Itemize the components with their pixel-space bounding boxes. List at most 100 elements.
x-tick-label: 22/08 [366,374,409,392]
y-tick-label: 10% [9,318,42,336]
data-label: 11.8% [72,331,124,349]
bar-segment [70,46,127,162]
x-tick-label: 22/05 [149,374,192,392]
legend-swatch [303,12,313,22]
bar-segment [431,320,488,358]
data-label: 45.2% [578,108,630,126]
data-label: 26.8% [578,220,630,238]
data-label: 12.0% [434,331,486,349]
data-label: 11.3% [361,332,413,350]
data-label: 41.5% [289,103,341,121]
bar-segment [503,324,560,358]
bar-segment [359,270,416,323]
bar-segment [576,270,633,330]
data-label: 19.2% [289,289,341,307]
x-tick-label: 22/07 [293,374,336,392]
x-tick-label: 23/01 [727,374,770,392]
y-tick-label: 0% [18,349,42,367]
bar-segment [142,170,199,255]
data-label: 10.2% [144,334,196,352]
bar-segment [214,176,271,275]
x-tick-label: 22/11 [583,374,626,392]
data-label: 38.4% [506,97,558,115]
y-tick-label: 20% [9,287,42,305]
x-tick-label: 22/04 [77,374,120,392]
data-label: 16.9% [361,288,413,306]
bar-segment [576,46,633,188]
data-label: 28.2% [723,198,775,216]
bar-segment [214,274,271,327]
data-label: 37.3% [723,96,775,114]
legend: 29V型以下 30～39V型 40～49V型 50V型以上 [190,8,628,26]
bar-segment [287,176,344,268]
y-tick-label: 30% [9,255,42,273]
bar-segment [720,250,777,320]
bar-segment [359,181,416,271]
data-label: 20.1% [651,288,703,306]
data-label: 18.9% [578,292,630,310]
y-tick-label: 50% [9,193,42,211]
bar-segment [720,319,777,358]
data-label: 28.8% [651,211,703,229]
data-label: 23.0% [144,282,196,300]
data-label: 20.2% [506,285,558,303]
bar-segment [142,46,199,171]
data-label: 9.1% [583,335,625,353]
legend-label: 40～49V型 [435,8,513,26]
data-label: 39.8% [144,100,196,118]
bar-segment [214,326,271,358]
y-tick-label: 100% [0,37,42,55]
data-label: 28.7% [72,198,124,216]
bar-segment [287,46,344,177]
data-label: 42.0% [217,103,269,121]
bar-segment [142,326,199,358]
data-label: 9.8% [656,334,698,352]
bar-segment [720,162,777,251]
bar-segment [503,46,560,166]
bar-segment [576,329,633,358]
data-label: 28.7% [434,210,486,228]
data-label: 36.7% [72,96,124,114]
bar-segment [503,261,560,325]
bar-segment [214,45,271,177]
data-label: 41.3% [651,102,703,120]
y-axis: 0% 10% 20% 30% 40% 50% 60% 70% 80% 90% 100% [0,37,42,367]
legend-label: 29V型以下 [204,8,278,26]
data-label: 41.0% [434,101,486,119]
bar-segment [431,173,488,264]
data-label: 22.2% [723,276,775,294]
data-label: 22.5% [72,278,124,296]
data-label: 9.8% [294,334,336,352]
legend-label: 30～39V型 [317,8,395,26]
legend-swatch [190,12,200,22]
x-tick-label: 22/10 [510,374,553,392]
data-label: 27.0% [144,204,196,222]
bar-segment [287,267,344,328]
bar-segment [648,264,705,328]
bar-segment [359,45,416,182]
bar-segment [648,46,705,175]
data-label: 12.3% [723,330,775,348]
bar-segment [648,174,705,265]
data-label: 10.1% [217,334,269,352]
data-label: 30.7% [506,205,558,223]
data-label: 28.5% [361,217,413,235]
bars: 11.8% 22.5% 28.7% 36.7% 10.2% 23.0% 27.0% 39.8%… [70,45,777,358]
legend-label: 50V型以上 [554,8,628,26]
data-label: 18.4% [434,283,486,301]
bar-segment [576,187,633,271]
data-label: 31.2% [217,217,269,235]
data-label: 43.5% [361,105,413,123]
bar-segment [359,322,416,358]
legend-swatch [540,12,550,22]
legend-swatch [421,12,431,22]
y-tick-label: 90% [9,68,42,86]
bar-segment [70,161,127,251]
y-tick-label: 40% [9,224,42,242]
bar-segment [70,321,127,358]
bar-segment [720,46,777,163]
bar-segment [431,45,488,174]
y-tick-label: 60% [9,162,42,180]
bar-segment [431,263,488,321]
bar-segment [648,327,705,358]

* **WRITTEN REQUEST**: Transcribe the lines word for word, starting with the very first line and continuing through the line that contains "legend-swatch [303,12,313,22]".

* **EXERCISE RESULT**:
Itemize the components with their pixel-space bounding boxes. List at most 100 elements.
x-tick-label: 22/08 [366,374,409,392]
y-tick-label: 10% [9,318,42,336]
data-label: 11.8% [72,331,124,349]
bar-segment [70,46,127,162]
x-tick-label: 22/05 [149,374,192,392]
legend-swatch [303,12,313,22]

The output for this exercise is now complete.